SET PROBLEM: Give the data below again exactly as it stands. Omit the pictures.

RECORDS SHOWN:
------------------------------------------------------------

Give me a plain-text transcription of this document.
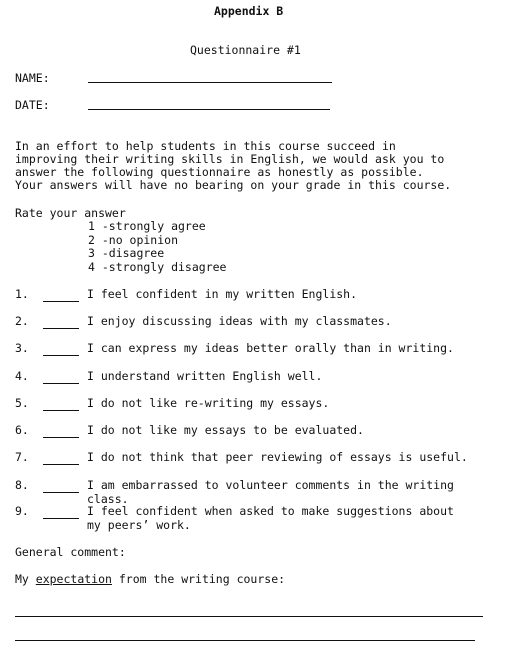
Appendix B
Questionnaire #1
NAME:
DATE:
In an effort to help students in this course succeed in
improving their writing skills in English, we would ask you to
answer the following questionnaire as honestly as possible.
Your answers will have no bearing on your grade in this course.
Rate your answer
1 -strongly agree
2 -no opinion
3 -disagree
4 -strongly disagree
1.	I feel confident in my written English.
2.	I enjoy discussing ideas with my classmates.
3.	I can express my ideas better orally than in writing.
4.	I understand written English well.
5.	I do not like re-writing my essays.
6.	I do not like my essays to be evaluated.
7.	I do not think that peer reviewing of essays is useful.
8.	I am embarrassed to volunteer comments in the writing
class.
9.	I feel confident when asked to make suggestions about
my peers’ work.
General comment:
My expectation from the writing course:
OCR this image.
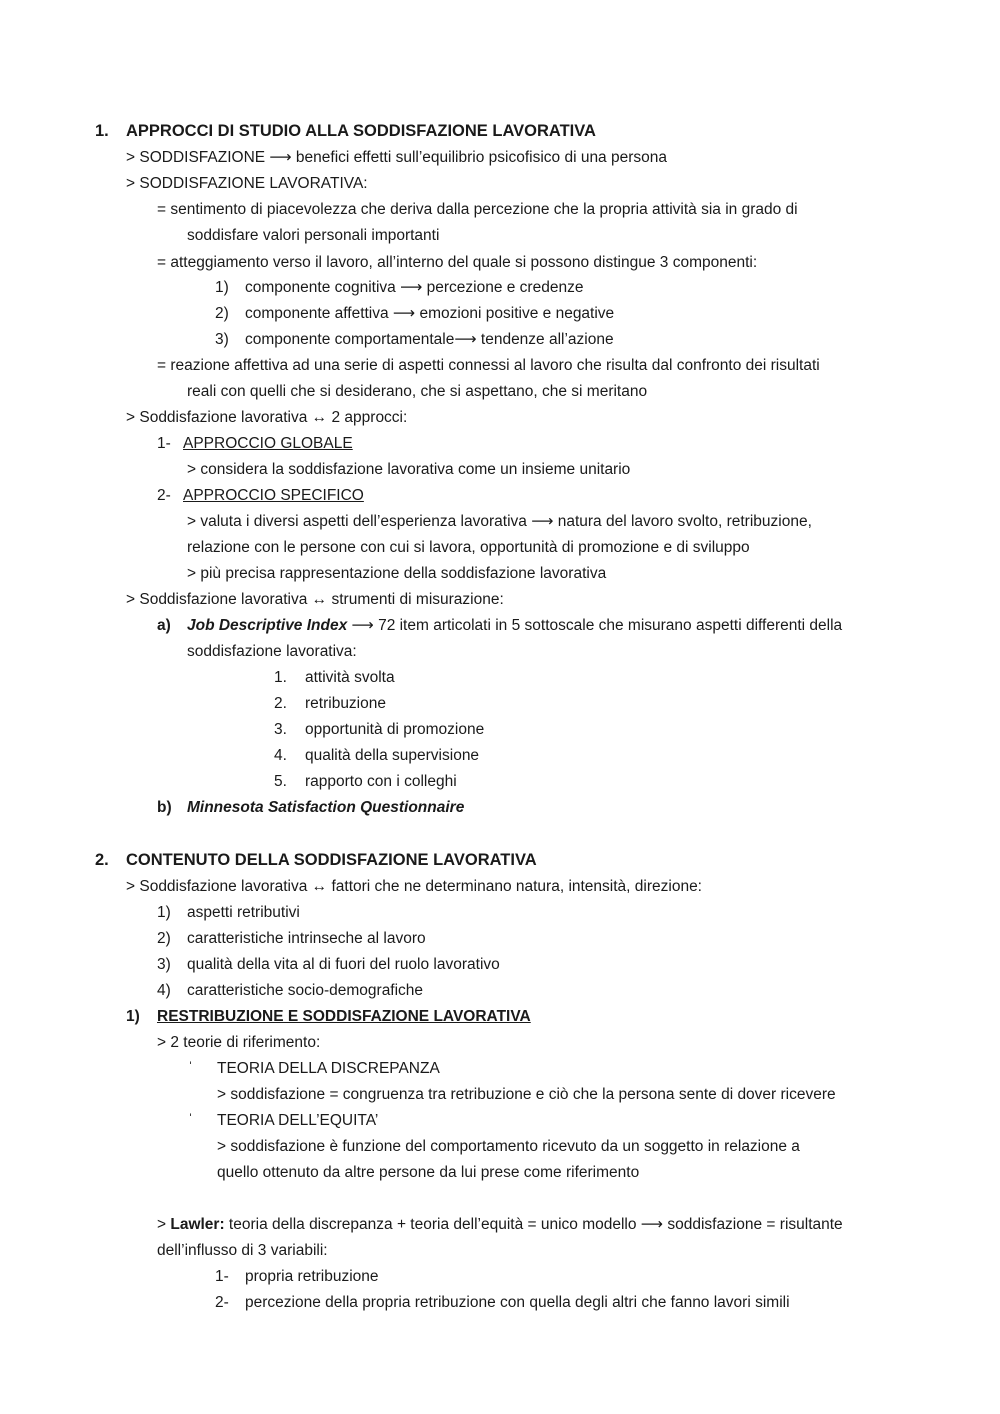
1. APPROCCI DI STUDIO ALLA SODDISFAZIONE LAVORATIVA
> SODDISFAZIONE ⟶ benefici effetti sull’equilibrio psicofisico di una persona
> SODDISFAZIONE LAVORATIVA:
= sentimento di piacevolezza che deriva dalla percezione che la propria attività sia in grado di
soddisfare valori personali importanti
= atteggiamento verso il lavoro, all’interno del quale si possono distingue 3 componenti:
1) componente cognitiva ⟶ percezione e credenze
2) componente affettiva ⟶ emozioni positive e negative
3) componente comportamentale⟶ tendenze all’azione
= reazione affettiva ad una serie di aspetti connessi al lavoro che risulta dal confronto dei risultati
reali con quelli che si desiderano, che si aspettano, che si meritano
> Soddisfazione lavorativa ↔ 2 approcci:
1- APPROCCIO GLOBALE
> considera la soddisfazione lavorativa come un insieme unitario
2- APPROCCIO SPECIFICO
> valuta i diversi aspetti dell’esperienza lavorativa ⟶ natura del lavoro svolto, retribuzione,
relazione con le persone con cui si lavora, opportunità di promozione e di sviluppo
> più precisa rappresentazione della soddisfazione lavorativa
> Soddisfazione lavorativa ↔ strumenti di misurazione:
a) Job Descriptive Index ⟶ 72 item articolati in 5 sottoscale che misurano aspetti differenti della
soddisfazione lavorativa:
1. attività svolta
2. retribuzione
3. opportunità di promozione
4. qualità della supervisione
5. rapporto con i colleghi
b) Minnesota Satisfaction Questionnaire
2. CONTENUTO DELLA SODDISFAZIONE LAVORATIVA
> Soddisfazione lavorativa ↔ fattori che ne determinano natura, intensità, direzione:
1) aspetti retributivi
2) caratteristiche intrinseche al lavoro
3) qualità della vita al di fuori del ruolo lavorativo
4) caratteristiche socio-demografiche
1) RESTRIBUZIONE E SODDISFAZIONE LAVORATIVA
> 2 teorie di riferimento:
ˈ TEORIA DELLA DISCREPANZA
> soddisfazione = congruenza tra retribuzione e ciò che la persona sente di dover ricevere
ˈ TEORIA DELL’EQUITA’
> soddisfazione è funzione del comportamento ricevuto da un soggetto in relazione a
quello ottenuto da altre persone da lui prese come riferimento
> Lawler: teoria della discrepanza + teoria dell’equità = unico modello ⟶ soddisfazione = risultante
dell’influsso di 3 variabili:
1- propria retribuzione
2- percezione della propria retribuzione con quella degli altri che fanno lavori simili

------------------------------------------------------------

WRITTEN ANSWER:
Give me a plain-text transcription of this document.
Appendix B
Questionnaire #1
NAME:
DATE:
In an effort to help students in this course succeed in
improving their writing skills in English, we would ask you to
answer the following questionnaire as honestly as possible.
Your answers will have no bearing on your grade in this course.
Rate your answer
1 -strongly agree
2 -no opinion
3 -disagree
4 -strongly disagree
1.	I feel confident in my written English.
2.	I enjoy discussing ideas with my classmates.
3.	I can express my ideas better orally than in writing.
4.	I understand written English well.
5.	I do not like re-writing my essays.
6.	I do not like my essays to be evaluated.
7.	I do not think that peer reviewing of essays is useful.
8.	I am embarrassed to volunteer comments in the writing
class.
9.	I feel confident when asked to make suggestions about
my peers’ work.
General comment:
My expectation from the writing course:
OCR this image.
1. APPROCCI DI STUDIO ALLA SODDISFAZIONE LAVORATIVA
> SODDISFAZIONE ⟶ benefici effetti sull’equilibrio psicofisico di una persona
> SODDISFAZIONE LAVORATIVA:
= sentimento di piacevolezza che deriva dalla percezione che la propria attività sia in grado di
soddisfare valori personali importanti
= atteggiamento verso il lavoro, all’interno del quale si possono distingue 3 componenti:
1) componente cognitiva ⟶ percezione e credenze
2) componente affettiva ⟶ emozioni positive e negative
3) componente comportamentale⟶ tendenze all’azione
= reazione affettiva ad una serie di aspetti connessi al lavoro che risulta dal confronto dei risultati
reali con quelli che si desiderano, che si aspettano, che si meritano
> Soddisfazione lavorativa ↔ 2 approcci:
1- APPROCCIO GLOBALE
> considera la soddisfazione lavorativa come un insieme unitario
2- APPROCCIO SPECIFICO
> valuta i diversi aspetti dell’esperienza lavorativa ⟶ natura del lavoro svolto, retribuzione,
relazione con le persone con cui si lavora, opportunità di promozione e di sviluppo
> più precisa rappresentazione della soddisfazione lavorativa
> Soddisfazione lavorativa ↔ strumenti di misurazione:
a) Job Descriptive Index ⟶ 72 item articolati in 5 sottoscale che misurano aspetti differenti della
soddisfazione lavorativa:
1. attività svolta
2. retribuzione
3. opportunità di promozione
4. qualità della supervisione
5. rapporto con i colleghi
b) Minnesota Satisfaction Questionnaire
2. CONTENUTO DELLA SODDISFAZIONE LAVORATIVA
> Soddisfazione lavorativa ↔ fattori che ne determinano natura, intensità, direzione:
1) aspetti retributivi
2) caratteristiche intrinseche al lavoro
3) qualità della vita al di fuori del ruolo lavorativo
4) caratteristiche socio-demografiche
1) RESTRIBUZIONE E SODDISFAZIONE LAVORATIVA
> 2 teorie di riferimento:
ˈ TEORIA DELLA DISCREPANZA
> soddisfazione = congruenza tra retribuzione e ciò che la persona sente di dover ricevere
ˈ TEORIA DELL’EQUITA’
> soddisfazione è funzione del comportamento ricevuto da un soggetto in relazione a
quello ottenuto da altre persone da lui prese come riferimento
> Lawler: teoria della discrepanza + teoria dell’equità = unico modello ⟶ soddisfazione = risultante
dell’influsso di 3 variabili:
1- propria retribuzione
2- percezione della propria retribuzione con quella degli altri che fanno lavori simili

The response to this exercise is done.